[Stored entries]
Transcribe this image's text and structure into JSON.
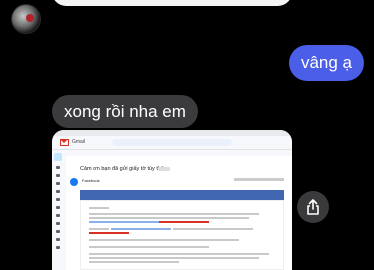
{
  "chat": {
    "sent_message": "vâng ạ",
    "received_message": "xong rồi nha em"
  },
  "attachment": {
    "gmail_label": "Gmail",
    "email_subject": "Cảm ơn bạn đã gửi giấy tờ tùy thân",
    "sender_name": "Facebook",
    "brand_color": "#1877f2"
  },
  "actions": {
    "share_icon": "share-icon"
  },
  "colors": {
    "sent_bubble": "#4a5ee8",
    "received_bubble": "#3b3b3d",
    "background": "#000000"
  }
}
--
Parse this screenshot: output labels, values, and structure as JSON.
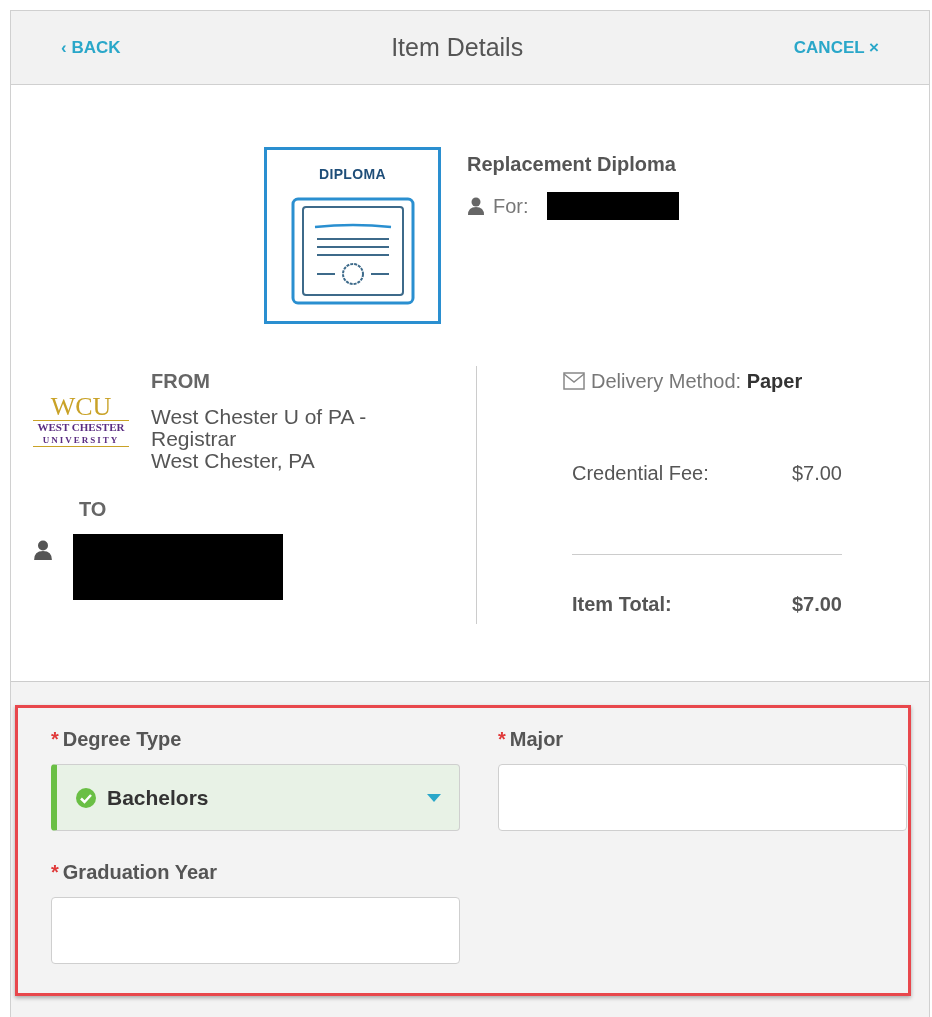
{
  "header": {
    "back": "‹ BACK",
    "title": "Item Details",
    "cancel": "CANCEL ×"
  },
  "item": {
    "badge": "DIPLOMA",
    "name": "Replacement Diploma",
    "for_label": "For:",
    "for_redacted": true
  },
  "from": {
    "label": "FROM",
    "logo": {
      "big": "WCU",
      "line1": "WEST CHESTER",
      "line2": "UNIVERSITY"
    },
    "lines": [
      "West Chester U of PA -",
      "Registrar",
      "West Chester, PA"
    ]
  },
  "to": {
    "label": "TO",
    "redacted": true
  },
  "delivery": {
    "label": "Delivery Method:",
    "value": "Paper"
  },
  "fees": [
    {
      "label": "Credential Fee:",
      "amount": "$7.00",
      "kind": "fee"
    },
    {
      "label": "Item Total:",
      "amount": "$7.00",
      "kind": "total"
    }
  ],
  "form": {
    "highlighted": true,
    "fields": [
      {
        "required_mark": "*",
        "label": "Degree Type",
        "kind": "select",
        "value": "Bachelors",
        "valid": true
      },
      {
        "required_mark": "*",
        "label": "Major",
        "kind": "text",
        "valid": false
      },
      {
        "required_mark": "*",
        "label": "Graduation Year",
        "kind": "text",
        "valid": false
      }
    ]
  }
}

▶ **THE PROBLEM**: Extract, from the material above, each line holding the word "kind".

▶ **RESPONSE FOR THIS EXERCISE**:
      "kind": "fee"
      "kind": "total"
        "kind": "select",
        "kind": "text",
        "kind": "text",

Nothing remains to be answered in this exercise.